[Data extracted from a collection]
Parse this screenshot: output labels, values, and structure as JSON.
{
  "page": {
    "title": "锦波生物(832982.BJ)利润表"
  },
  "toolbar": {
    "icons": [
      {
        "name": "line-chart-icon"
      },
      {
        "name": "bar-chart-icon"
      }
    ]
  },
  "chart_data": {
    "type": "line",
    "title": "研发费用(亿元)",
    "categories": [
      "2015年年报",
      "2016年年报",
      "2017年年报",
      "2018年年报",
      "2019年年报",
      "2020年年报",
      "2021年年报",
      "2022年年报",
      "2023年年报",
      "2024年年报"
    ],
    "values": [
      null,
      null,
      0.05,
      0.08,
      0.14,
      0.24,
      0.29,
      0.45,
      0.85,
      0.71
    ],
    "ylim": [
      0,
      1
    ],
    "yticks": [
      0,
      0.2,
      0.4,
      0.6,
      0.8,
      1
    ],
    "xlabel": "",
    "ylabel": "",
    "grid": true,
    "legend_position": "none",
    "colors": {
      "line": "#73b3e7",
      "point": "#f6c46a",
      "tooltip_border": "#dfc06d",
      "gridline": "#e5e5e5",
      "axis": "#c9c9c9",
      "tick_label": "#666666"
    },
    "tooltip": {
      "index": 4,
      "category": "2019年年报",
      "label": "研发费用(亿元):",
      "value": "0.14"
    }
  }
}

...

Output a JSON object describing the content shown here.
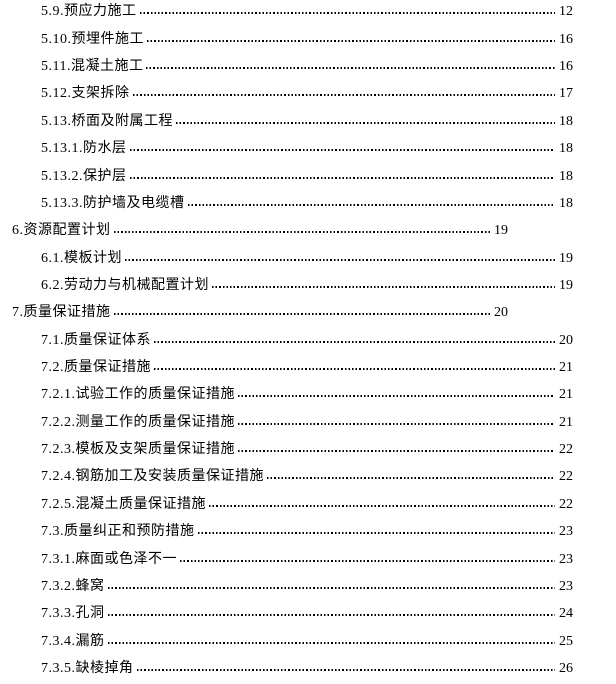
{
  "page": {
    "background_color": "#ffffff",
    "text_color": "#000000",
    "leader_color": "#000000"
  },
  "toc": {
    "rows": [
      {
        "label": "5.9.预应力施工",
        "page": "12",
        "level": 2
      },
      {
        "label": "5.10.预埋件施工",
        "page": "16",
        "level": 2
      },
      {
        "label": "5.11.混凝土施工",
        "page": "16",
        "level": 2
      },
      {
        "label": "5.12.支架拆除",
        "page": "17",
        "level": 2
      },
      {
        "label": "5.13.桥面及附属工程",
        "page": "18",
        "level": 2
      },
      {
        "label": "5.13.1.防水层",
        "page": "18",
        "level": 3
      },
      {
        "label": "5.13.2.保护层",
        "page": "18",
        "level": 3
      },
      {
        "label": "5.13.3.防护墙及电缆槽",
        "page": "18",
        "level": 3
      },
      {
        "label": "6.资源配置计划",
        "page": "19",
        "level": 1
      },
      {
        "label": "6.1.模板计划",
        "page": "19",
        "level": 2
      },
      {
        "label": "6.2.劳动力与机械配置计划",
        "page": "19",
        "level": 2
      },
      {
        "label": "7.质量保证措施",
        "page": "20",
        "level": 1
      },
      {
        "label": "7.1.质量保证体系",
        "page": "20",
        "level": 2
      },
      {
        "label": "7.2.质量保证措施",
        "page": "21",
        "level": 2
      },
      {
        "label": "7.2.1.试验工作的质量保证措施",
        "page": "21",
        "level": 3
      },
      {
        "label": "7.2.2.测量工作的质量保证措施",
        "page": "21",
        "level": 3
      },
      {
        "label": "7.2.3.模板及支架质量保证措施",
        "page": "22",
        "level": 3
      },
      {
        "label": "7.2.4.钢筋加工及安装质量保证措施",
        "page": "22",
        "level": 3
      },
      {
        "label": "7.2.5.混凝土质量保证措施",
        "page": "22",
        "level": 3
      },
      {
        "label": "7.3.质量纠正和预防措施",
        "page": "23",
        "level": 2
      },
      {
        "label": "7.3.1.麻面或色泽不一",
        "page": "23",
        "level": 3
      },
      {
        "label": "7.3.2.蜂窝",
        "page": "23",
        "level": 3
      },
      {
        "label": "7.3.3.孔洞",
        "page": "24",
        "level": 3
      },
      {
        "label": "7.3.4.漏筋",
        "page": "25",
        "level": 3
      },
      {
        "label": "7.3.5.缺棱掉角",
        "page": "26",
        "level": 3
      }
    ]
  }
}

▶ [Task statement]:
From the records, copy every line that has the string "title" in it.

▶ [Exercise response]:
    "title": "锦波生物(832982.BJ)利润表"
    "title": "研发费用(亿元)",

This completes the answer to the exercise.